• [Document excerpt]:
·····

Posted by Cheryl Costa September 9, 2008 09:56 AM

There is a lot of ground to cover with Flexible Spending Accounts (FSAs) so I have decided to make a two-part entry. Yesterday, I talked about how FSAs in general terms. Today, we tackle some specifics.

First, you would probably be surprised to learn how many things are considered eligible health care expenses. There are the usual expenses that everyone would expect to be covered, like office visit co-payments and glasses/contact lenses, but it might surprise you to know that the following are also eligible medical expenses:

Acupuncture
Dentures
Braille Books and Magazines
Chiropractor Expenses
Guide Dogs for the Blind
Hearing Aids
In-Vitro Fertilization
Laser Eye Surgery
Orthodontia, and
Smoking Cessation Programs

Examples of expenses that would not be covered would be:

Cosmetic Surgery
Health Club Dues, and
Teeth Whitening

Dependent Care FSAs would cover childcare expenses for children under the age of 13. In certain circumstances, expenses for older children would also be covered but generally the child would have to live with you and be incapable of self-care.

For a full list of eligible expenses, check out IRS Publication 502 and remember that your employer may omit some of the items on the list.

·····

• [Directions]:
A) According to the FSA post, how old must children be for their childcare expenses to be covered by a Dependent Care FSA?
B) Say whether each statement agrees with the FSA post, and quote the words that decide it: (i) Teeth whitening is an eligible medical expense. (ii) Hearing aids are an eligible medical expense. (iii) An employer may leave out some items on the IRS list.
C) Copy the FSA post, starting with "Cosmetic Surgery" and going on through "on the list.".

·····

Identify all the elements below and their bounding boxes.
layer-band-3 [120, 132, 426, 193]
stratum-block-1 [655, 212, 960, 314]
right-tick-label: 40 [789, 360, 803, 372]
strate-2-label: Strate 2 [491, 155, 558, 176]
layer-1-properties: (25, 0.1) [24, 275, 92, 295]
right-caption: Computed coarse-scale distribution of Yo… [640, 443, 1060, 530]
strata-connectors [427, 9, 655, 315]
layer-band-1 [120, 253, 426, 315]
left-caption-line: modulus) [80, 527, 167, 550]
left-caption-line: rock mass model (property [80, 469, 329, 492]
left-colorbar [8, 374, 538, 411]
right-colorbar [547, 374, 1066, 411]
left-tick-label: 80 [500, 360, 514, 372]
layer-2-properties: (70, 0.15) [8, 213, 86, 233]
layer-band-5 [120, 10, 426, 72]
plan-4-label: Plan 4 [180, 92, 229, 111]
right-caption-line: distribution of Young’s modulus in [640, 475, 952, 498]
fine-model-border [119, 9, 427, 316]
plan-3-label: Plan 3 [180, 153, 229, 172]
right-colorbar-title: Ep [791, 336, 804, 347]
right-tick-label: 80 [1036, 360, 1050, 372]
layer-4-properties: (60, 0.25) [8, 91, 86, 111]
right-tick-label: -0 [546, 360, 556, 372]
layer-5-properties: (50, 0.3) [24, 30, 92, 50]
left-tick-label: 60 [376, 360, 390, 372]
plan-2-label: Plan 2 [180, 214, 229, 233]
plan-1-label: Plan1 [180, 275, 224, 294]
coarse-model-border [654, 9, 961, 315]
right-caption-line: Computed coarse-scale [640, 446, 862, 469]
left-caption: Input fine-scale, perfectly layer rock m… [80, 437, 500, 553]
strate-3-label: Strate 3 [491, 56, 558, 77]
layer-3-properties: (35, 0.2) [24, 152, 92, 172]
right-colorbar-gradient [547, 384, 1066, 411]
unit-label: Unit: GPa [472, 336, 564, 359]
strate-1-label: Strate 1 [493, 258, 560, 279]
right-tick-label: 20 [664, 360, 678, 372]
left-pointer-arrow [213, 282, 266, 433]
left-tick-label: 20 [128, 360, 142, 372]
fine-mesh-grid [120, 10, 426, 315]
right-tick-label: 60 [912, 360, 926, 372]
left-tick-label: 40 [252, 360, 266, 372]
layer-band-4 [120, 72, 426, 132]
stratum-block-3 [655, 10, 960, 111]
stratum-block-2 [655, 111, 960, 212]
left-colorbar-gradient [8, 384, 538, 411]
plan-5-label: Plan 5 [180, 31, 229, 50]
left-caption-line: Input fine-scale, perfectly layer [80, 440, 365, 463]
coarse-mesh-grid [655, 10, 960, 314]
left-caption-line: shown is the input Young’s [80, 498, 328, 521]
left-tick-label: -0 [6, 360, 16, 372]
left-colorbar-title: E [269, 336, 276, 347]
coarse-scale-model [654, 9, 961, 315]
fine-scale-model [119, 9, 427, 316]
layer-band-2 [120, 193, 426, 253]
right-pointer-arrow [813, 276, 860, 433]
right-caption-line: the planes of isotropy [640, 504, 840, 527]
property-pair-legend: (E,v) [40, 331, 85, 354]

·····

• [Results of the tasks]:
A) Under the age of 13.

B)
(i) No. "Teeth Whitening" is listed under "Examples of expenses that would not be covered."
(ii) Yes. "Hearing Aids" is listed among the items that "are also eligible medical expenses."
(iii) Yes. The post says, "remember that your employer may omit some of the items on the list."

C)
Cosmetic Surgery
Health Club Dues, and
Teeth Whitening

Dependent Care FSAs would cover childcare expenses for children under the age of 13. In certain circumstances, expenses for older children would also be covered but generally the child would have to live with you and be incapable of self-care.

For a full list of eligible expenses, check out IRS Publication 502 and remember that your employer may omit some of the items on the list.